▸ **SOURCE TEXT**
════════
Paul Harland (15 April 1960 – 17 June 2003) was the pseudonym of the Dutch science fiction writer Paul Smit. He wrote several novels, one in English, and one of his collections was translated into English. Along with his writing he also designed furniture.

Death
His death had initially been reported as a suicide. Later his husband, Bosnian architect Tarik Dreca, was convicted for his murder. Tarik had apparently staged the death to make it look like a suicide. Tarik's defense attorney theorized that Harland had recreated a plot from his book The Hand That Takes, which has a man commit suicide and set up his partner, but the court rejected the idea.
In 2006 Tarik was sentenced to twelve years for the murder.
════════
▸ **RECORD EXTRACTS**
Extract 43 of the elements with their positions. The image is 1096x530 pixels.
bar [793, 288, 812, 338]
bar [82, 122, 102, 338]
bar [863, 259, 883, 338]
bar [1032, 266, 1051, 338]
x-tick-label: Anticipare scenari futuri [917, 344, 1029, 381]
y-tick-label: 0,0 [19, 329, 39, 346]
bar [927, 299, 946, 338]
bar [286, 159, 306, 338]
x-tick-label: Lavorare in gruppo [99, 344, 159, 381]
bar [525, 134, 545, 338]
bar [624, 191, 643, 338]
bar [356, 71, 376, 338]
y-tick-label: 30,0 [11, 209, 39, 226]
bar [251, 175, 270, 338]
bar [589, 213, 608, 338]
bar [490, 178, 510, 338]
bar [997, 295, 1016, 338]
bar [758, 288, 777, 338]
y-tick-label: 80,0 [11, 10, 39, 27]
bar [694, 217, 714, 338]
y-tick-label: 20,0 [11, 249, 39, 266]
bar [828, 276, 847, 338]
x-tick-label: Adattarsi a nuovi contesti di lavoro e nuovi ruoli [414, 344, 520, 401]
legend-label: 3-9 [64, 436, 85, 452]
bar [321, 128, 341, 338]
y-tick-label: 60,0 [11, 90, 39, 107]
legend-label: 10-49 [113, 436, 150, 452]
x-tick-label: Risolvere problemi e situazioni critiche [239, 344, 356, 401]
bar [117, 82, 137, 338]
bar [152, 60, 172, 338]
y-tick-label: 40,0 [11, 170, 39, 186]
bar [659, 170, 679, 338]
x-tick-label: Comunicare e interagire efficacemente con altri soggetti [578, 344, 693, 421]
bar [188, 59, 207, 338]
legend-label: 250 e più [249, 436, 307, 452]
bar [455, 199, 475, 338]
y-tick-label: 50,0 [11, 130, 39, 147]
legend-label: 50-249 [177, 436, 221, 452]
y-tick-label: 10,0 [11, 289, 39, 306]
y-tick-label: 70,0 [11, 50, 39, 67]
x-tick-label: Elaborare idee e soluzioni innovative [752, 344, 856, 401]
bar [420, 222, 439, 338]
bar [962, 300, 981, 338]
════════
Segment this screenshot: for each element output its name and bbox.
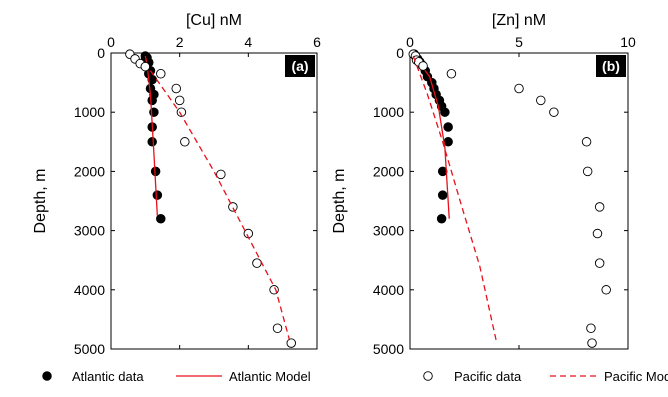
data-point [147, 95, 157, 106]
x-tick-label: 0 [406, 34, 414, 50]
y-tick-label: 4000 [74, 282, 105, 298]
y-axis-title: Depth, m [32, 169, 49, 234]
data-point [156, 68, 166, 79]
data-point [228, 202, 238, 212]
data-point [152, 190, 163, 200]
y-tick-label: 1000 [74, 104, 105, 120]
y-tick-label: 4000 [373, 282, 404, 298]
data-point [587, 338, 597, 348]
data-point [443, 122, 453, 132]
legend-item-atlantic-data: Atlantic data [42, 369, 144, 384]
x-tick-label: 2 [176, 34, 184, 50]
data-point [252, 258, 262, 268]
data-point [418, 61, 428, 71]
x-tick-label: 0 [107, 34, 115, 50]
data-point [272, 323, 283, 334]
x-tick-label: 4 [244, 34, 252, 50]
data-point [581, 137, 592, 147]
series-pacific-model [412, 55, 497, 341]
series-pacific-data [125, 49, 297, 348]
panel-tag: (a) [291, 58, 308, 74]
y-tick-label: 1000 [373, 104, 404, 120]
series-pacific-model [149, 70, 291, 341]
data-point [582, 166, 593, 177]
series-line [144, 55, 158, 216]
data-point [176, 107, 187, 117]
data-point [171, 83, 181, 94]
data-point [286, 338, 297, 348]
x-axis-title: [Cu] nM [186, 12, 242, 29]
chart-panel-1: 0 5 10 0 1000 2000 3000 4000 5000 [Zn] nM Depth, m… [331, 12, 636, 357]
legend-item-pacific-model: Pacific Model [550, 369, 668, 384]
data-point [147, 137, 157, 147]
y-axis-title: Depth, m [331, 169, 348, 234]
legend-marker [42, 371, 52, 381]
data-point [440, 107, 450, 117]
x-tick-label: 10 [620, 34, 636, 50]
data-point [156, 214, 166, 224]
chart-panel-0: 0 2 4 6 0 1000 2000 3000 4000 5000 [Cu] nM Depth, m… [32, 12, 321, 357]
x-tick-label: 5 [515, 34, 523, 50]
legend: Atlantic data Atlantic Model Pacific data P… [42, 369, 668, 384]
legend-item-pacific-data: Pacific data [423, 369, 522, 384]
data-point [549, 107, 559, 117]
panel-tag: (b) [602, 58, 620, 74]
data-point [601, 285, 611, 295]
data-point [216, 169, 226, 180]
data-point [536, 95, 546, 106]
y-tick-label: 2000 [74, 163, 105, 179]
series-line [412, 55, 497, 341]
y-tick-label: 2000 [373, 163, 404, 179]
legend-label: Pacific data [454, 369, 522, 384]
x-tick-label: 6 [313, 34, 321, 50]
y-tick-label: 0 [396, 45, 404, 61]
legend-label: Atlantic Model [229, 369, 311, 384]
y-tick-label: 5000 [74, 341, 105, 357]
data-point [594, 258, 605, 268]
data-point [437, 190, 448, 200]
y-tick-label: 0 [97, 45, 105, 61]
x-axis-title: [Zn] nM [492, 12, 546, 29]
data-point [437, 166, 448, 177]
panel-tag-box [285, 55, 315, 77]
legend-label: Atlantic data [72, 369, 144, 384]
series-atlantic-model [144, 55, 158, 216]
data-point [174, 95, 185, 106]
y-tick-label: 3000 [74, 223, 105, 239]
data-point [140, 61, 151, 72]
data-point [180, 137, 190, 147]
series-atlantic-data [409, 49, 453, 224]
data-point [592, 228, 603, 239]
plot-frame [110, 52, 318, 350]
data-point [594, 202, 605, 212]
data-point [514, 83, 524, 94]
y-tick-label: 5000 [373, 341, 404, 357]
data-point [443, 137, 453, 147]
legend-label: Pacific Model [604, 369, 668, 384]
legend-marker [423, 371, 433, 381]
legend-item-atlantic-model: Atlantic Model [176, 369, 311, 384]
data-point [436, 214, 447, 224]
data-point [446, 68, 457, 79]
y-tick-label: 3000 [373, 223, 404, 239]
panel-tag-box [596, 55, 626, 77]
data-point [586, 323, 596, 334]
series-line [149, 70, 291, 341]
════════
▸ **COMPLETE THE FOLLOWING**
A. Answer these questions from the text about Paul Harland, one line each:
(i) What did Harland design besides writing?
(ii) What was the profession of his husband, Tarik Dreca?
(iii) What sentence did Tarik receive in 2006?
B. In the text about Paul Harland, write out the part that opens with the words containing "Paul Harland (15" and closes with "rejected the idea.", swapping "furniture" for "jewelry".

▸ **ANSWERS FOR THIS EXERCISE**
A.
(i) Furniture
(ii) Architect
(iii) Twelve years

B.
Paul Harland (15 April 1960 – 17 June 2003) was the pseudonym of the Dutch science fiction writer Paul Smit. He wrote several novels, one in English, and one of his collections was translated into English. Along with his writing he also designed jewelry.

Death
His death had initially been reported as a suicide. Later his husband, Bosnian architect Tarik Dreca, was convicted for his murder. Tarik had apparently staged the death to make it look like a suicide. Tarik's defense attorney theorized that Harland had recreated a plot from his book The Hand That Takes, which has a man commit suicide and set up his partner, but the court rejected the idea.